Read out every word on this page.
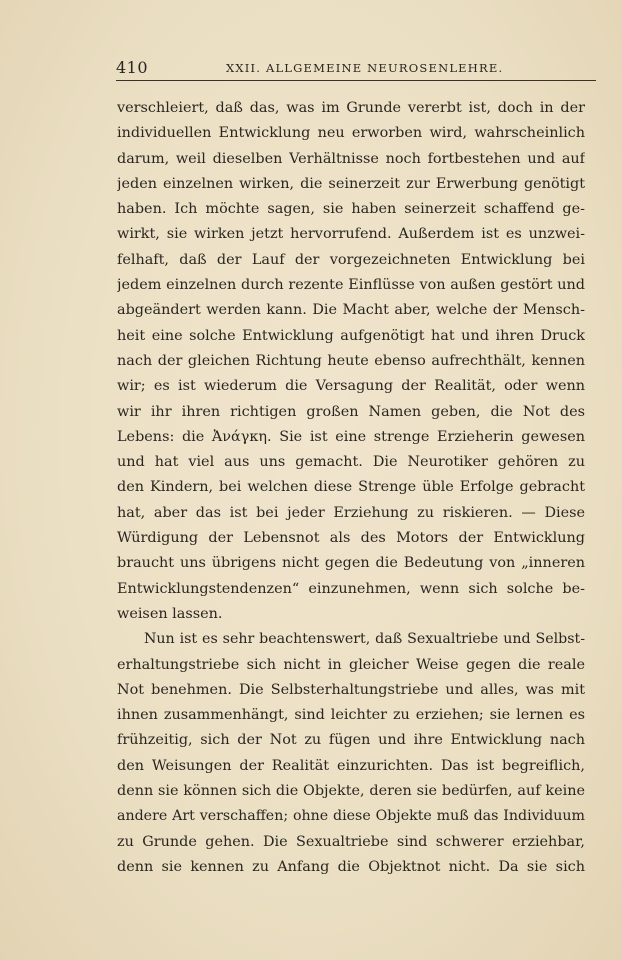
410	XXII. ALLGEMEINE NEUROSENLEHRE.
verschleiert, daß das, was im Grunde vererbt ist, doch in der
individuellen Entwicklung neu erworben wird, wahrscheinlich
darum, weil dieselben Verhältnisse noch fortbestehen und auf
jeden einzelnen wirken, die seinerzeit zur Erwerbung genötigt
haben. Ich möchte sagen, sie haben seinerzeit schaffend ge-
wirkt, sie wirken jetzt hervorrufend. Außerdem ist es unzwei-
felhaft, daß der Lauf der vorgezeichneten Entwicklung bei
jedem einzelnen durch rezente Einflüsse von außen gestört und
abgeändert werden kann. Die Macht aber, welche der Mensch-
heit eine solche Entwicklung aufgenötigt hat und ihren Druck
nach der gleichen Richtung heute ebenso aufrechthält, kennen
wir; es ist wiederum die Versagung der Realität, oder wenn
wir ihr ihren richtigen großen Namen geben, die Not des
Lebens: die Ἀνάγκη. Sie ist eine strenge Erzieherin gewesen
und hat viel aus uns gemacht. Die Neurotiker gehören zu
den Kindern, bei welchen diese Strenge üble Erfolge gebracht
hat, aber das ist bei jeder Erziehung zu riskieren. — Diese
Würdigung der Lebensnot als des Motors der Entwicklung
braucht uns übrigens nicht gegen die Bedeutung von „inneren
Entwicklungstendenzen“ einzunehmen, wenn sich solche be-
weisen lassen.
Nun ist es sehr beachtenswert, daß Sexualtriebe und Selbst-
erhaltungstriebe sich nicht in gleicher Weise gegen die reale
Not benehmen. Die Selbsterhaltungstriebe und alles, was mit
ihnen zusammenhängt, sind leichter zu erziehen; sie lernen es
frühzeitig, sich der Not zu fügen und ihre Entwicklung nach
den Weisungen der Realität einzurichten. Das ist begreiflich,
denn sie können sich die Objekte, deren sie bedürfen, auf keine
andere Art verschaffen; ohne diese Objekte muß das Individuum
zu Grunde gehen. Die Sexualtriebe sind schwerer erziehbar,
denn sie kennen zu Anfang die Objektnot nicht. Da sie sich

———

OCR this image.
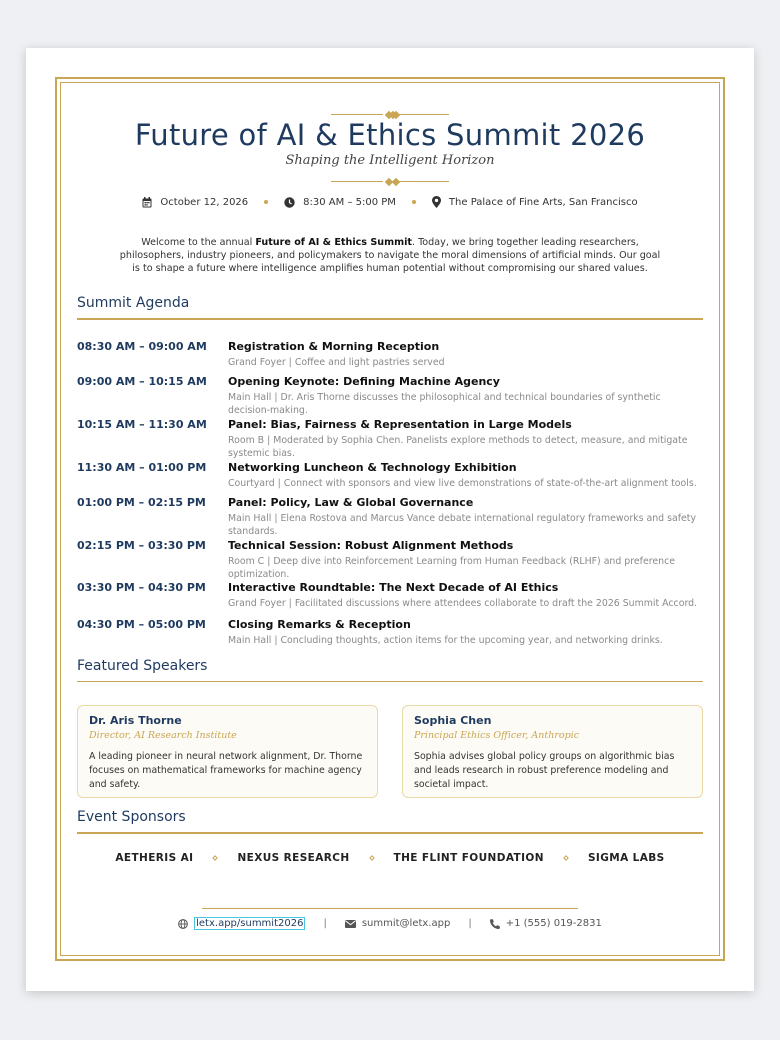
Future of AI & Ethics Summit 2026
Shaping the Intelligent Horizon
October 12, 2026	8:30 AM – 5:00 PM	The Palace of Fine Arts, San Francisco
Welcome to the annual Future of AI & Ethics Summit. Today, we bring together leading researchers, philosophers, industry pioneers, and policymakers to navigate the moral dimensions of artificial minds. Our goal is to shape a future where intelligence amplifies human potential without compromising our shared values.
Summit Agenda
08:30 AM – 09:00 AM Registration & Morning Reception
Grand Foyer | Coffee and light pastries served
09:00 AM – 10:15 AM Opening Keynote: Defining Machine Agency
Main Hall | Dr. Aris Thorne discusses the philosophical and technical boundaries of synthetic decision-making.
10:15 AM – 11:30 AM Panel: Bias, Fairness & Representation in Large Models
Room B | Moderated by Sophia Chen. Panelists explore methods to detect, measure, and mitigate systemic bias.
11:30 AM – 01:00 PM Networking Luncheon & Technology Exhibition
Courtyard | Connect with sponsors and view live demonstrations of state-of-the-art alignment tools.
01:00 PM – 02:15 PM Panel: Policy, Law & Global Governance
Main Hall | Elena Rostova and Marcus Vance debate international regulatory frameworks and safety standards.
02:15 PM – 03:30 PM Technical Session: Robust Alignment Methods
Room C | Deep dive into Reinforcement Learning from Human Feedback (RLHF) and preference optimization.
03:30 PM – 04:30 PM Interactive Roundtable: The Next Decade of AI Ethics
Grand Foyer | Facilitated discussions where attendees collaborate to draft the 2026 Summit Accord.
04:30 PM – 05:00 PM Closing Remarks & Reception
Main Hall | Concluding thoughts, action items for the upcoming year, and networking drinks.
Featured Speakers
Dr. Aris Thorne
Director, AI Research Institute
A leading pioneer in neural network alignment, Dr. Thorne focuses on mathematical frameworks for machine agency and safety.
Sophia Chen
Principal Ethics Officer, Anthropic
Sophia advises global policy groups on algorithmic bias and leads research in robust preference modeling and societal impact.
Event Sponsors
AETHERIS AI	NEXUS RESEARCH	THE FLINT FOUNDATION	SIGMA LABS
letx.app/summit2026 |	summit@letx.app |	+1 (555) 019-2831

———

> _EXERCISE DIRECTIONS_: From the records above, pull out each line that has "Aris".

> _ANSWER TO THIS EXERCISE_:
Main Hall | Dr. Aris Thorne discusses the philosophical and technical boundaries of synthetic decision-making.
Dr. Aris Thorne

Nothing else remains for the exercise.